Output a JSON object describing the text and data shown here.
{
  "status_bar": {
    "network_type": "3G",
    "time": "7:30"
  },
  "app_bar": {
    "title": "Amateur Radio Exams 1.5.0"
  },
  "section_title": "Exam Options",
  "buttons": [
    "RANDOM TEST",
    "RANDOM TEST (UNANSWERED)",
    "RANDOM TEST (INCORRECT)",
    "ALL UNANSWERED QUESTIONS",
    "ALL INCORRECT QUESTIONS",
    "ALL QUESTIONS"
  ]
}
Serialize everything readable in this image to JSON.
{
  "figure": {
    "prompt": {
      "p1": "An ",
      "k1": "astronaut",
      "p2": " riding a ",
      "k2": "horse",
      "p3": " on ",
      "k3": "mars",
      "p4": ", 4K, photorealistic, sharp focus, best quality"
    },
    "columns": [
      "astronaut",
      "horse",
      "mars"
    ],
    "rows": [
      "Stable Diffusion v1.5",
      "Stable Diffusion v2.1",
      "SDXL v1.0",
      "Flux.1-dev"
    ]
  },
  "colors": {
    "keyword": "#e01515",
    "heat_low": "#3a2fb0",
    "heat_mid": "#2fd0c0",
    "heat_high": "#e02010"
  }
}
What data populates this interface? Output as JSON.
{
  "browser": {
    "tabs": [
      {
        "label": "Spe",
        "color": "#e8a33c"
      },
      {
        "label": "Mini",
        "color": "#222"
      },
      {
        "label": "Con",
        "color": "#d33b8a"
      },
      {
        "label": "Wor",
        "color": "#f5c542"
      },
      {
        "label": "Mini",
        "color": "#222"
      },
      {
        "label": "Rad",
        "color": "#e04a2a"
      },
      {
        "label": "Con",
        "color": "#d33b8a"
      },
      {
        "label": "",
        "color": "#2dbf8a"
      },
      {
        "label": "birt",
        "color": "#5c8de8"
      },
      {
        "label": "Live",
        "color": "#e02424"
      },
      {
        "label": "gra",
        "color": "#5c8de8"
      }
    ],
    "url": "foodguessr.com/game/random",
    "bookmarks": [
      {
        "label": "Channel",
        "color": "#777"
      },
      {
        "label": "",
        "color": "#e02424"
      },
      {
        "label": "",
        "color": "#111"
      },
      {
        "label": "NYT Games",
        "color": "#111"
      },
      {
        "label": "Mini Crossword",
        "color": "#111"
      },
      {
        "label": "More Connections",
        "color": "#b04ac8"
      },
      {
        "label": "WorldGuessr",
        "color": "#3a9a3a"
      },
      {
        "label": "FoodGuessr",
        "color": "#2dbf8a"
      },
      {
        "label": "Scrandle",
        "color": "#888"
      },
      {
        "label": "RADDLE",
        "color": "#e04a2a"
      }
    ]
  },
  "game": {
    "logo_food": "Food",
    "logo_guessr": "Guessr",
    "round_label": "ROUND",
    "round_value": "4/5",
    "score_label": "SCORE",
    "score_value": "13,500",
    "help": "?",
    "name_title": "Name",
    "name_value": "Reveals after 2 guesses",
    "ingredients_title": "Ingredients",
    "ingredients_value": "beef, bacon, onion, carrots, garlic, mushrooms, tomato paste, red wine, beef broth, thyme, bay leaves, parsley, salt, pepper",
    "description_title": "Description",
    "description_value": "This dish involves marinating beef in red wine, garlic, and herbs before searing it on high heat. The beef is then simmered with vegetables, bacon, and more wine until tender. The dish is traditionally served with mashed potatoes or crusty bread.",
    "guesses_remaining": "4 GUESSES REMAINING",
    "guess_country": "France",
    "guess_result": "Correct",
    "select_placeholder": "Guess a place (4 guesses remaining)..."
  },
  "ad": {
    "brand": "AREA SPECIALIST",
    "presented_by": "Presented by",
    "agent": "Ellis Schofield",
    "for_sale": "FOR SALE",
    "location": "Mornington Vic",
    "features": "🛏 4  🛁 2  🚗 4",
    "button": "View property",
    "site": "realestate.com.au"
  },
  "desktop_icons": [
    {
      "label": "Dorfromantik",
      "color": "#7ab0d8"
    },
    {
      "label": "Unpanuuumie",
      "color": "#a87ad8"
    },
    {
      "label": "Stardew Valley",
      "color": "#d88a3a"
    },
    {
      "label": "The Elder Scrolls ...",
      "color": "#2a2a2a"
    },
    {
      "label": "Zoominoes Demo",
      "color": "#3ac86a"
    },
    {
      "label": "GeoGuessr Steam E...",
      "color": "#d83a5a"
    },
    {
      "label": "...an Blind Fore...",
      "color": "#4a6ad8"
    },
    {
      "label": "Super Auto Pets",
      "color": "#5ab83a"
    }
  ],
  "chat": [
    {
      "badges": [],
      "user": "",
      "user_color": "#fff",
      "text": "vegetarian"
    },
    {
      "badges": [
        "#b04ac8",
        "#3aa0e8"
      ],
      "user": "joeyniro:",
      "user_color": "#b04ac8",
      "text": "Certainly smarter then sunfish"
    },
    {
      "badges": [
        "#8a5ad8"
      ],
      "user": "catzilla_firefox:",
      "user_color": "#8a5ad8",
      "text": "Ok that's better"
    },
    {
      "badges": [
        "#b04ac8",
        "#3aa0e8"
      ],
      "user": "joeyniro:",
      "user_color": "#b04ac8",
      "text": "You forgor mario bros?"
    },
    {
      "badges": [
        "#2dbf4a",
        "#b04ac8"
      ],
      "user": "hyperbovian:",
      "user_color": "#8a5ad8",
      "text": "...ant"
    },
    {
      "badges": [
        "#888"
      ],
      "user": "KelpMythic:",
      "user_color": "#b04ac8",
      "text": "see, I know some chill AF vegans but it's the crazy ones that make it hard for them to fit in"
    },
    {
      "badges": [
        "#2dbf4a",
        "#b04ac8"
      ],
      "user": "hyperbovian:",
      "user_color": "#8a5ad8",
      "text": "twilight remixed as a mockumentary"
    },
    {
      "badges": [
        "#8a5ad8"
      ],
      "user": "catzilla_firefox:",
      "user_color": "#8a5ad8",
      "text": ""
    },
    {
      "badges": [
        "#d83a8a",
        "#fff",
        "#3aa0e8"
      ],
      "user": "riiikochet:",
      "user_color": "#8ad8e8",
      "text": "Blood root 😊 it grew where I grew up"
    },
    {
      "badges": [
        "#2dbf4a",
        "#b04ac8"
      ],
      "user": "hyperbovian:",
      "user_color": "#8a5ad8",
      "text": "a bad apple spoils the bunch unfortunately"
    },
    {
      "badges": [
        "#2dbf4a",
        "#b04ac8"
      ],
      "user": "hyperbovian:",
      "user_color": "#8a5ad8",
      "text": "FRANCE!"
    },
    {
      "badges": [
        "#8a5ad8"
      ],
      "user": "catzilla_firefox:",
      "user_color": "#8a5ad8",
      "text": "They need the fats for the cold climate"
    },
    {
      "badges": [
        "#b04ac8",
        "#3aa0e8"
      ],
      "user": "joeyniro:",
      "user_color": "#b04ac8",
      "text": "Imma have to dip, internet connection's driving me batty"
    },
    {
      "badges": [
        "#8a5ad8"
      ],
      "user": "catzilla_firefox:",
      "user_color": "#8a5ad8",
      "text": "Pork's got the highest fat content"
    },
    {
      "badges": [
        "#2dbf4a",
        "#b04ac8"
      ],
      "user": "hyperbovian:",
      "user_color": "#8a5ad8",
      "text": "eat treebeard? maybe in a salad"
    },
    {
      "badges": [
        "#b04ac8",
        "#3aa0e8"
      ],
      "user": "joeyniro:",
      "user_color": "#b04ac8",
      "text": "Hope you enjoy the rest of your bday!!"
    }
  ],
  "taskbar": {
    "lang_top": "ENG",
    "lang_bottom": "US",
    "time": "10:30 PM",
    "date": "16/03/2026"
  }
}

------------------------------

== What the exercise asks ==
Scan the records above for the string "TEST", then select every line that holds it.

== Correct answer ==
    "RANDOM TEST",
    "RANDOM TEST (UNANSWERED)",
    "RANDOM TEST (INCORRECT)",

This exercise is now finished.